■ Stated exercise ■
Copy the data below exactly.
+===+
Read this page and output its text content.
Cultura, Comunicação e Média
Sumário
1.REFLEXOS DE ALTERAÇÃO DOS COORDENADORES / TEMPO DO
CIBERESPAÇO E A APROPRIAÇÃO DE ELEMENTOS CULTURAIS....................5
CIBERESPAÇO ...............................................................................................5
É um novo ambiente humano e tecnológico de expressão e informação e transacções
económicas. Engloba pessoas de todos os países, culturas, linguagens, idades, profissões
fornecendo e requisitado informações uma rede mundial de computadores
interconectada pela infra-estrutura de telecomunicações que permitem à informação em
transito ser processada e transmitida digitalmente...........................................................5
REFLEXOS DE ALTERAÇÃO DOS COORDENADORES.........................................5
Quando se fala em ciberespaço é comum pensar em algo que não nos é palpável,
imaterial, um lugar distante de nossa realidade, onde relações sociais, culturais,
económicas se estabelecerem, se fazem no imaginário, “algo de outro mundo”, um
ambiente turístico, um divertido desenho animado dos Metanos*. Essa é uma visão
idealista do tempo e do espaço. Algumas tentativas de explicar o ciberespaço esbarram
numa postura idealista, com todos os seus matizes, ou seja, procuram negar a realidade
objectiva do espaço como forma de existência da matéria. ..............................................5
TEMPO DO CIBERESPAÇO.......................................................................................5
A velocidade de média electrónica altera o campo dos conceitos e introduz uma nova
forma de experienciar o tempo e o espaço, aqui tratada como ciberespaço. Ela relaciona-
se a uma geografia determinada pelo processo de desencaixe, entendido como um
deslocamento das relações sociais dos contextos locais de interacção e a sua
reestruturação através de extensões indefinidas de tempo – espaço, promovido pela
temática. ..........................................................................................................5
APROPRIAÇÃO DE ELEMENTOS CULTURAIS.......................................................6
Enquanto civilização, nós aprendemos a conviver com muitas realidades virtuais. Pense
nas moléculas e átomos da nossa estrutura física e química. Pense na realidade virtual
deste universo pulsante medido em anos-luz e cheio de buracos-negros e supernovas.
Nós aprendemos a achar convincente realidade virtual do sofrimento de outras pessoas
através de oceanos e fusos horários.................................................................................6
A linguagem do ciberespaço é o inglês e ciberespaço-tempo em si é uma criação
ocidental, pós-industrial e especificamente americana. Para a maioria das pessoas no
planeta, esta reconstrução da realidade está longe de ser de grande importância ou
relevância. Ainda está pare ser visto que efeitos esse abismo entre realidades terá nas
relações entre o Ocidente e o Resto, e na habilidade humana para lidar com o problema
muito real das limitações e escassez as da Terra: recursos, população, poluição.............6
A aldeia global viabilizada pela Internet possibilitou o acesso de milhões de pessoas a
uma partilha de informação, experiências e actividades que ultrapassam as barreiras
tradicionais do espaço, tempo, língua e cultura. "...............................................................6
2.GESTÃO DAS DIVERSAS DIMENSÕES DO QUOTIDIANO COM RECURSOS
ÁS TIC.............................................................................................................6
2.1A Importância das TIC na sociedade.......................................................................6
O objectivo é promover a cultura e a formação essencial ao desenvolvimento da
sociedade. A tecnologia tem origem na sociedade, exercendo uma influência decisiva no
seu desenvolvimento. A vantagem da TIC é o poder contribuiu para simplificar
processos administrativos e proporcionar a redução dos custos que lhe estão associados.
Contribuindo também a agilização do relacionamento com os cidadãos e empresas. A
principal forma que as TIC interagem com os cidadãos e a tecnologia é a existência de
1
+===+
■ Exercise answer ■
Read this page and output its text content.
Cultura, Comunicação e Média
Sumário
1.REFLEXOS DE ALTERAÇÃO DOS COORDENADORES / TEMPO DO
CIBERESPAÇO E A APROPRIAÇÃO DE ELEMENTOS CULTURAIS....................5
CIBERESPAÇO ...............................................................................................5
É um novo ambiente humano e tecnológico de expressão e informação e transacções
económicas. Engloba pessoas de todos os países, culturas, linguagens, idades, profissões
fornecendo e requisitado informações uma rede mundial de computadores
interconectada pela infra-estrutura de telecomunicações que permitem à informação em
transito ser processada e transmitida digitalmente...........................................................5
REFLEXOS DE ALTERAÇÃO DOS COORDENADORES.........................................5
Quando se fala em ciberespaço é comum pensar em algo que não nos é palpável,
imaterial, um lugar distante de nossa realidade, onde relações sociais, culturais,
económicas se estabelecerem, se fazem no imaginário, “algo de outro mundo”, um
ambiente turístico, um divertido desenho animado dos Metanos*. Essa é uma visão
idealista do tempo e do espaço. Algumas tentativas de explicar o ciberespaço esbarram
numa postura idealista, com todos os seus matizes, ou seja, procuram negar a realidade
objectiva do espaço como forma de existência da matéria. ..............................................5
TEMPO DO CIBERESPAÇO.......................................................................................5
A velocidade de média electrónica altera o campo dos conceitos e introduz uma nova
forma de experienciar o tempo e o espaço, aqui tratada como ciberespaço. Ela relaciona-
se a uma geografia determinada pelo processo de desencaixe, entendido como um
deslocamento das relações sociais dos contextos locais de interacção e a sua
reestruturação através de extensões indefinidas de tempo – espaço, promovido pela
temática. ..........................................................................................................5
APROPRIAÇÃO DE ELEMENTOS CULTURAIS.......................................................6
Enquanto civilização, nós aprendemos a conviver com muitas realidades virtuais. Pense
nas moléculas e átomos da nossa estrutura física e química. Pense na realidade virtual
deste universo pulsante medido em anos-luz e cheio de buracos-negros e supernovas.
Nós aprendemos a achar convincente realidade virtual do sofrimento de outras pessoas
através de oceanos e fusos horários.................................................................................6
A linguagem do ciberespaço é o inglês e ciberespaço-tempo em si é uma criação
ocidental, pós-industrial e especificamente americana. Para a maioria das pessoas no
planeta, esta reconstrução da realidade está longe de ser de grande importância ou
relevância. Ainda está pare ser visto que efeitos esse abismo entre realidades terá nas
relações entre o Ocidente e o Resto, e na habilidade humana para lidar com o problema
muito real das limitações e escassez as da Terra: recursos, população, poluição.............6
A aldeia global viabilizada pela Internet possibilitou o acesso de milhões de pessoas a
uma partilha de informação, experiências e actividades que ultrapassam as barreiras
tradicionais do espaço, tempo, língua e cultura. "...............................................................6
2.GESTÃO DAS DIVERSAS DIMENSÕES DO QUOTIDIANO COM RECURSOS
ÁS TIC.............................................................................................................6
2.1A Importância das TIC na sociedade.......................................................................6
O objectivo é promover a cultura e a formação essencial ao desenvolvimento da
sociedade. A tecnologia tem origem na sociedade, exercendo uma influência decisiva no
seu desenvolvimento. A vantagem da TIC é o poder contribuiu para simplificar
processos administrativos e proporcionar a redução dos custos que lhe estão associados.
Contribuindo também a agilização do relacionamento com os cidadãos e empresas. A
principal forma que as TIC interagem com os cidadãos e a tecnologia é a existência de
1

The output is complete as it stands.